Given task:
Starting at the line that contains "OCR this image.", retype each line to the end of the listing below. Include both ends, but not the pictures.

Records for the task:
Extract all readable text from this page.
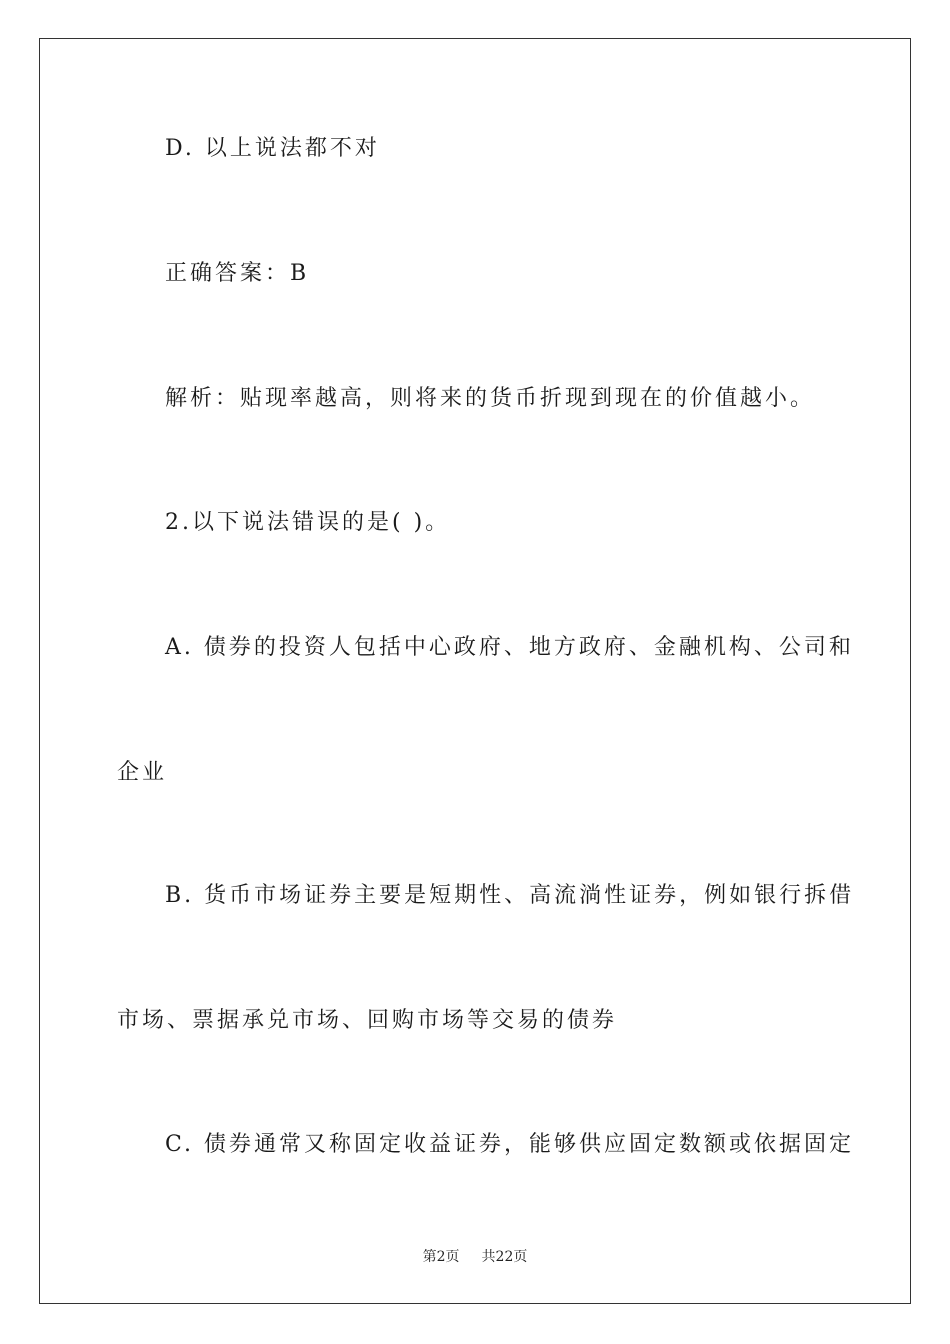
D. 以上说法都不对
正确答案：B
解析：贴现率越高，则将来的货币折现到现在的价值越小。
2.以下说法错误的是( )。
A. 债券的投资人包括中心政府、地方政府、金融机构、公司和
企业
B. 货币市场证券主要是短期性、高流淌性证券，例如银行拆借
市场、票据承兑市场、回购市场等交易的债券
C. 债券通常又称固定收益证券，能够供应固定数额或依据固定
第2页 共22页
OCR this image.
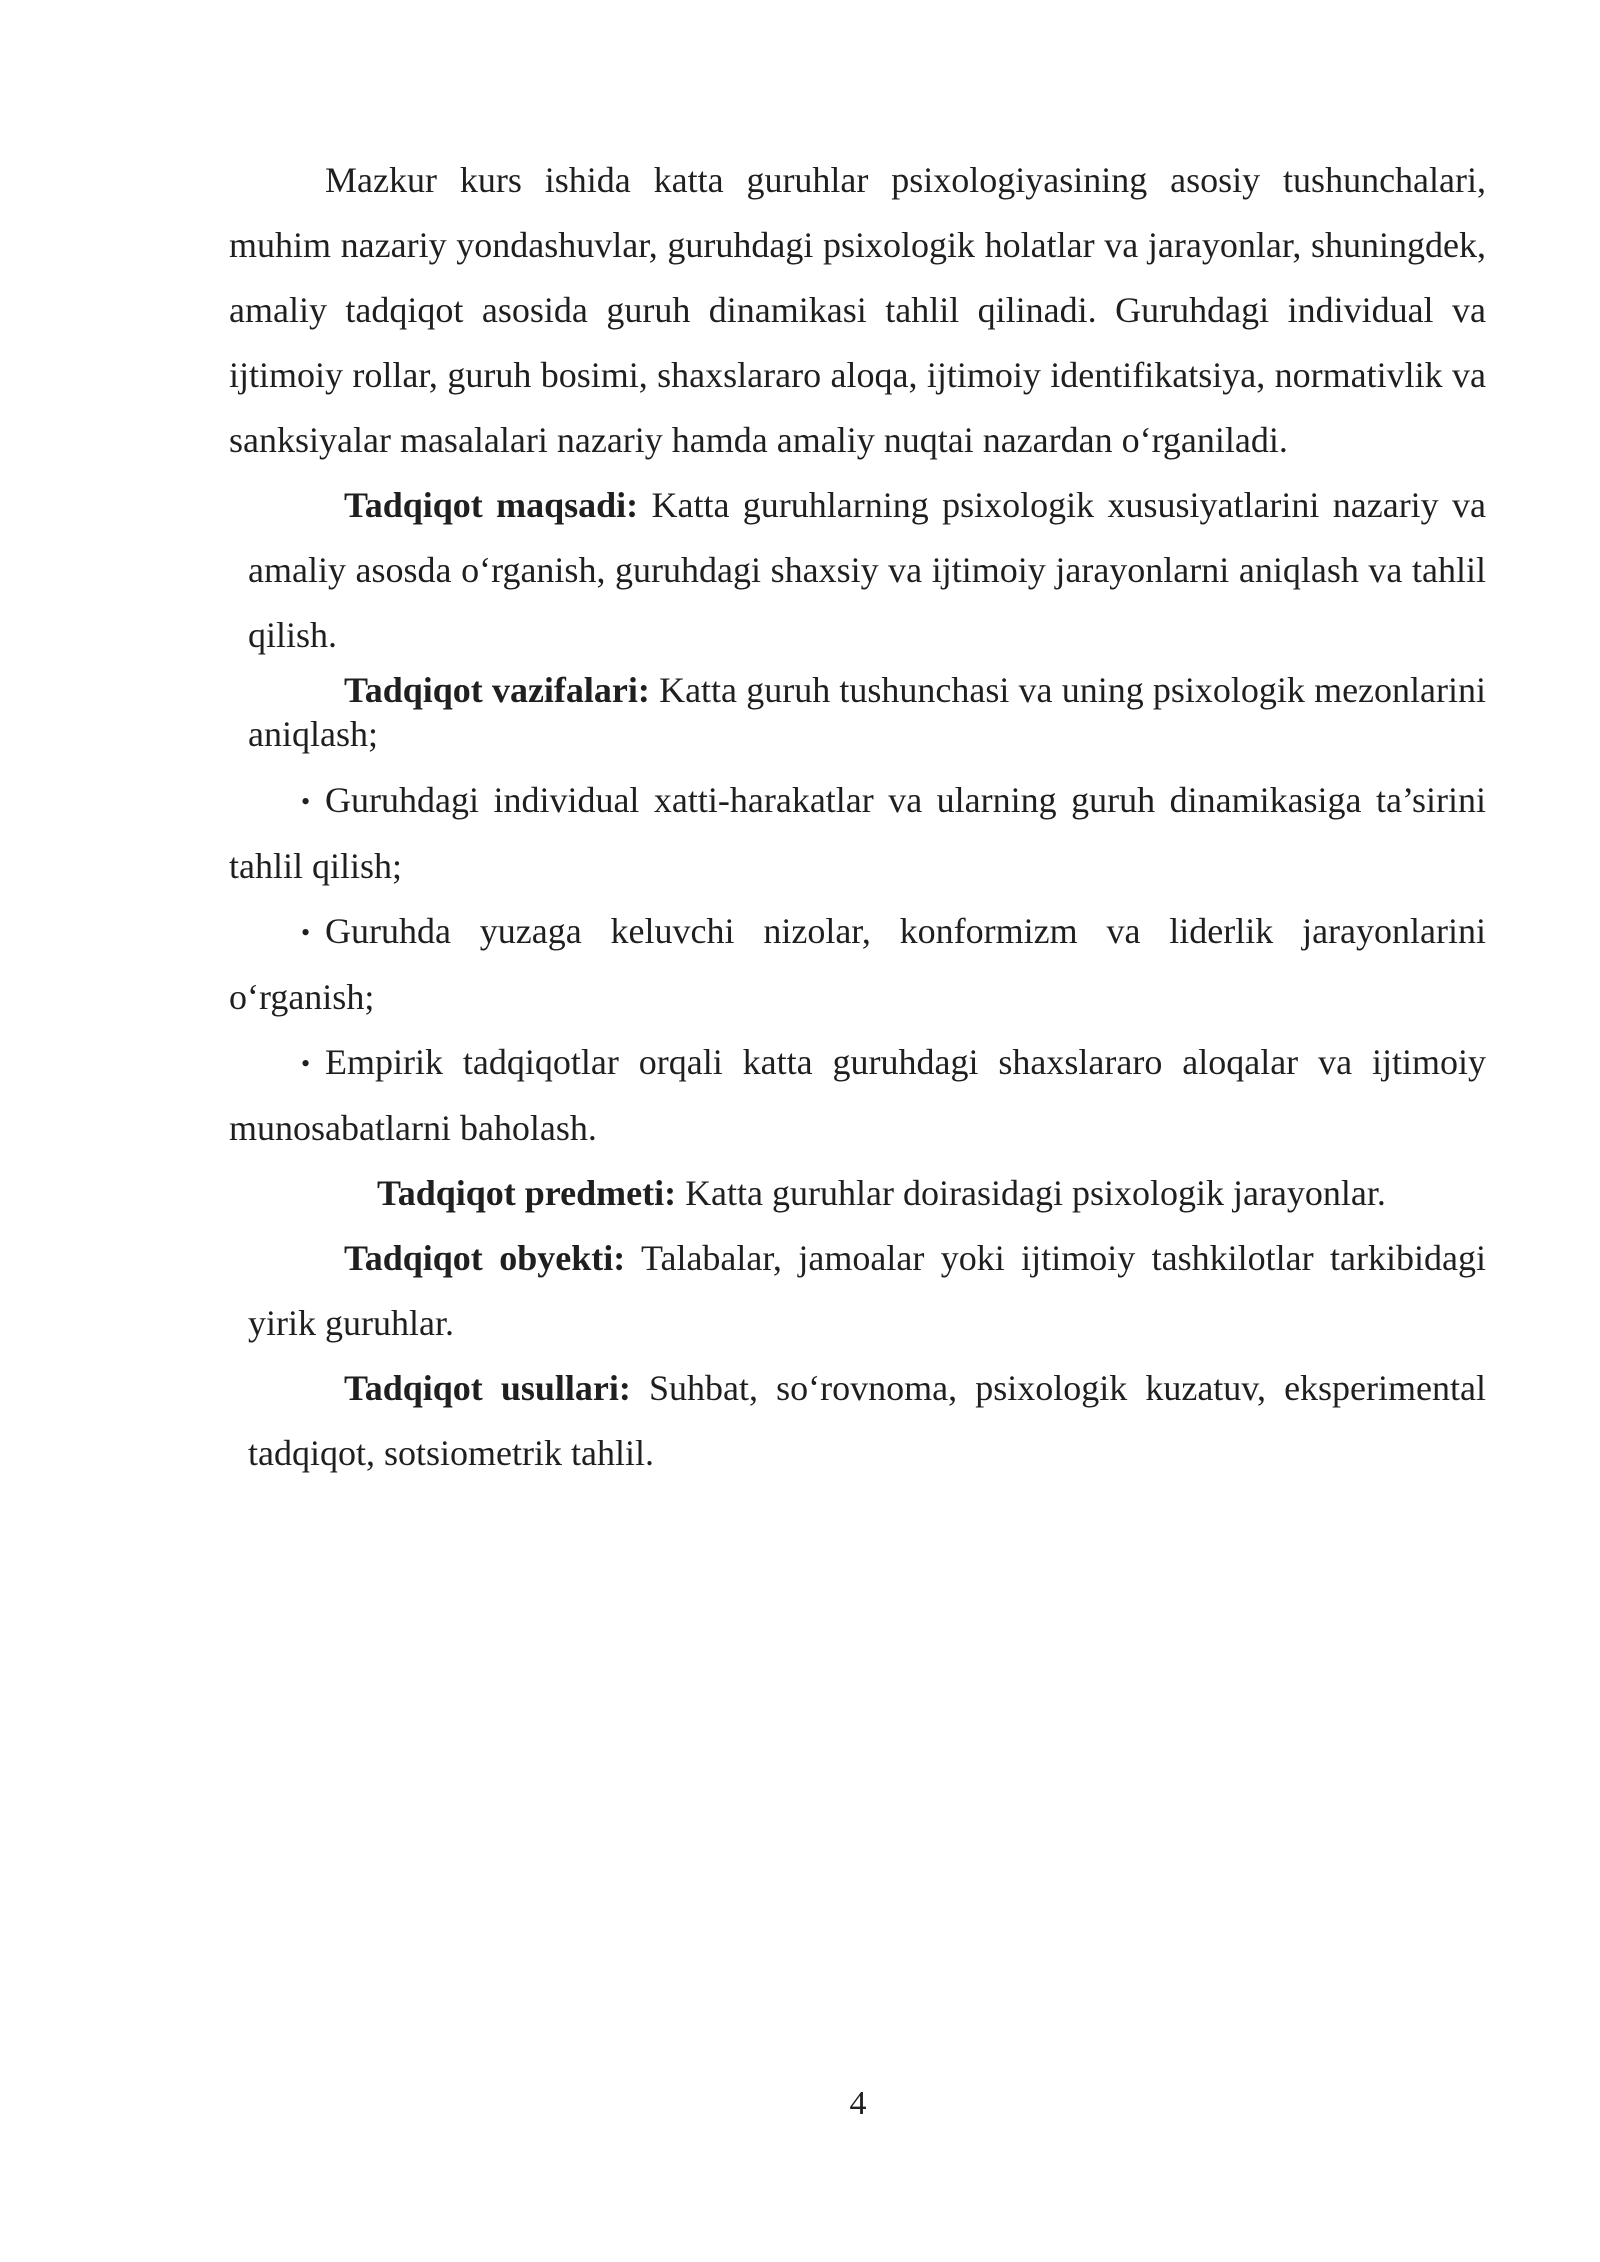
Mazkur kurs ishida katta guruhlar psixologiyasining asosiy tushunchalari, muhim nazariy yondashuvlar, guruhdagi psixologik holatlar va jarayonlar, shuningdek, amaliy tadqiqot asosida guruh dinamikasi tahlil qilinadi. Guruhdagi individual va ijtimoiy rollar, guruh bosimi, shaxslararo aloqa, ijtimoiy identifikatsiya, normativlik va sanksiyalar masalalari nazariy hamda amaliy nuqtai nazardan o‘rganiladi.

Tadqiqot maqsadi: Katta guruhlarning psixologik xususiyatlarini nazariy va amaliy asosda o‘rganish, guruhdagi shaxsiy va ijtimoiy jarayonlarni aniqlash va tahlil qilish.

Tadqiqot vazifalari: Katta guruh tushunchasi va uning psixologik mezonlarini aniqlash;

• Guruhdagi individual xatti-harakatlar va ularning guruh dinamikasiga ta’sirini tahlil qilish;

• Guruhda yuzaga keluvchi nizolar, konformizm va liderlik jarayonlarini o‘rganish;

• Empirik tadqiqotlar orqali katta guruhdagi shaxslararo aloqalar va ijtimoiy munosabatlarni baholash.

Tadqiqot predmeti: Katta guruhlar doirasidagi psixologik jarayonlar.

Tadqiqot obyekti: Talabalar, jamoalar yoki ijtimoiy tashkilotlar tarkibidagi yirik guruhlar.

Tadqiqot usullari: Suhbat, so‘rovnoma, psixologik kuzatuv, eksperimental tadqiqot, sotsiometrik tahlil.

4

Response to the task:
OCR this image.
Mazkur kurs ishida katta guruhlar psixologiyasining asosiy tushunchalari, muhim nazariy yondashuvlar, guruhdagi psixologik holatlar va jarayonlar, shuningdek, amaliy tadqiqot asosida guruh dinamikasi tahlil qilinadi. Guruhdagi individual va ijtimoiy rollar, guruh bosimi, shaxslararo aloqa, ijtimoiy identifikatsiya, normativlik va sanksiyalar masalalari nazariy hamda amaliy nuqtai nazardan o‘rganiladi.

Tadqiqot maqsadi: Katta guruhlarning psixologik xususiyatlarini nazariy va amaliy asosda o‘rganish, guruhdagi shaxsiy va ijtimoiy jarayonlarni aniqlash va tahlil qilish.

Tadqiqot vazifalari: Katta guruh tushunchasi va uning psixologik mezonlarini aniqlash;

• Guruhdagi individual xatti-harakatlar va ularning guruh dinamikasiga ta’sirini tahlil qilish;

• Guruhda yuzaga keluvchi nizolar, konformizm va liderlik jarayonlarini o‘rganish;

• Empirik tadqiqotlar orqali katta guruhdagi shaxslararo aloqalar va ijtimoiy munosabatlarni baholash.

Tadqiqot predmeti: Katta guruhlar doirasidagi psixologik jarayonlar.

Tadqiqot obyekti: Talabalar, jamoalar yoki ijtimoiy tashkilotlar tarkibidagi yirik guruhlar.

Tadqiqot usullari: Suhbat, so‘rovnoma, psixologik kuzatuv, eksperimental tadqiqot, sotsiometrik tahlil.

4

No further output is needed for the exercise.